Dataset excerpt
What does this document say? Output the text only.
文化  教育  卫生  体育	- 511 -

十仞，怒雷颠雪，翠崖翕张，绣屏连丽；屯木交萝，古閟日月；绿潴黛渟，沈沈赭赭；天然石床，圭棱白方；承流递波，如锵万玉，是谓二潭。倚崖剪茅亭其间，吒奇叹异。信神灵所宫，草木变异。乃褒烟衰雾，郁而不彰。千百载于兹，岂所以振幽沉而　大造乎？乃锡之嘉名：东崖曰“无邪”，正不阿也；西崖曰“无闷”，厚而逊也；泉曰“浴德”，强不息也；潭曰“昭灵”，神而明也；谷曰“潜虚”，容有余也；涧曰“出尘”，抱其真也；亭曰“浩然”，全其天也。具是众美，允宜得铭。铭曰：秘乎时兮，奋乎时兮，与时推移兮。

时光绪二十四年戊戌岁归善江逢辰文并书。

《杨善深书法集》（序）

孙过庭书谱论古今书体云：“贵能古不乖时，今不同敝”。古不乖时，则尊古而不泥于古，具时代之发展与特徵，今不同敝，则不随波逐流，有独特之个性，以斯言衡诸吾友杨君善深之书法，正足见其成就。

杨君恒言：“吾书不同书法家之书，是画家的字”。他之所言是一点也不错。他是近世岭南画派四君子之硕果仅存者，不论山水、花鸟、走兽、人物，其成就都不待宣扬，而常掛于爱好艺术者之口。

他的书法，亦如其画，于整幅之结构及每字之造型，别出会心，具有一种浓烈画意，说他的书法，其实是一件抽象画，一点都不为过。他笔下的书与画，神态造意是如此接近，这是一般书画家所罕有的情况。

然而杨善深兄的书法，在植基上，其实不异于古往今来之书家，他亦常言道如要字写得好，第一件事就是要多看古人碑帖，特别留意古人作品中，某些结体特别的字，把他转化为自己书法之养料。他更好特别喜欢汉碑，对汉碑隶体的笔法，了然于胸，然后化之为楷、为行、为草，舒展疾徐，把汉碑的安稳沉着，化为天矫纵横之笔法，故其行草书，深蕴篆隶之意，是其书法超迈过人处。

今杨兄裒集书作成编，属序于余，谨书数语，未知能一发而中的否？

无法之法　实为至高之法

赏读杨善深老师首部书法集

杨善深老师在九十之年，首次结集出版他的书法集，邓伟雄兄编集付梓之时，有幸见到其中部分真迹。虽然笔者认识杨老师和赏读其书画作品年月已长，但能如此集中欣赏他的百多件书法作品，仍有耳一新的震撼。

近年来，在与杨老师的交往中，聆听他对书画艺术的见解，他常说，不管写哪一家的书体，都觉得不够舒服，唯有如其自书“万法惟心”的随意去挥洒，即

**EXERCISE INSTRUCTIONS:** Transcribe the data. Leave every line exactly as it is.

**WRITTEN ANSWER:**
What does this document say? Output the text only.
文化  教育  卫生  体育	- 511 -

十仞，怒雷颠雪，翠崖翕张，绣屏连丽；屯木交萝，古閟日月；绿潴黛渟，沈沈赭赭；天然石床，圭棱白方；承流递波，如锵万玉，是谓二潭。倚崖剪茅亭其间，吒奇叹异。信神灵所宫，草木变异。乃褒烟衰雾，郁而不彰。千百载于兹，岂所以振幽沉而　大造乎？乃锡之嘉名：东崖曰“无邪”，正不阿也；西崖曰“无闷”，厚而逊也；泉曰“浴德”，强不息也；潭曰“昭灵”，神而明也；谷曰“潜虚”，容有余也；涧曰“出尘”，抱其真也；亭曰“浩然”，全其天也。具是众美，允宜得铭。铭曰：秘乎时兮，奋乎时兮，与时推移兮。

时光绪二十四年戊戌岁归善江逢辰文并书。

《杨善深书法集》（序）

孙过庭书谱论古今书体云：“贵能古不乖时，今不同敝”。古不乖时，则尊古而不泥于古，具时代之发展与特徵，今不同敝，则不随波逐流，有独特之个性，以斯言衡诸吾友杨君善深之书法，正足见其成就。

杨君恒言：“吾书不同书法家之书，是画家的字”。他之所言是一点也不错。他是近世岭南画派四君子之硕果仅存者，不论山水、花鸟、走兽、人物，其成就都不待宣扬，而常掛于爱好艺术者之口。

他的书法，亦如其画，于整幅之结构及每字之造型，别出会心，具有一种浓烈画意，说他的书法，其实是一件抽象画，一点都不为过。他笔下的书与画，神态造意是如此接近，这是一般书画家所罕有的情况。

然而杨善深兄的书法，在植基上，其实不异于古往今来之书家，他亦常言道如要字写得好，第一件事就是要多看古人碑帖，特别留意古人作品中，某些结体特别的字，把他转化为自己书法之养料。他更好特别喜欢汉碑，对汉碑隶体的笔法，了然于胸，然后化之为楷、为行、为草，舒展疾徐，把汉碑的安稳沉着，化为天矫纵横之笔法，故其行草书，深蕴篆隶之意，是其书法超迈过人处。

今杨兄裒集书作成编，属序于余，谨书数语，未知能一发而中的否？

无法之法　实为至高之法

赏读杨善深老师首部书法集

杨善深老师在九十之年，首次结集出版他的书法集，邓伟雄兄编集付梓之时，有幸见到其中部分真迹。虽然笔者认识杨老师和赏读其书画作品年月已长，但能如此集中欣赏他的百多件书法作品，仍有耳一新的震撼。

近年来，在与杨老师的交往中，聆听他对书画艺术的见解，他常说，不管写哪一家的书体，都觉得不够舒服，唯有如其自书“万法惟心”的随意去挥洒，即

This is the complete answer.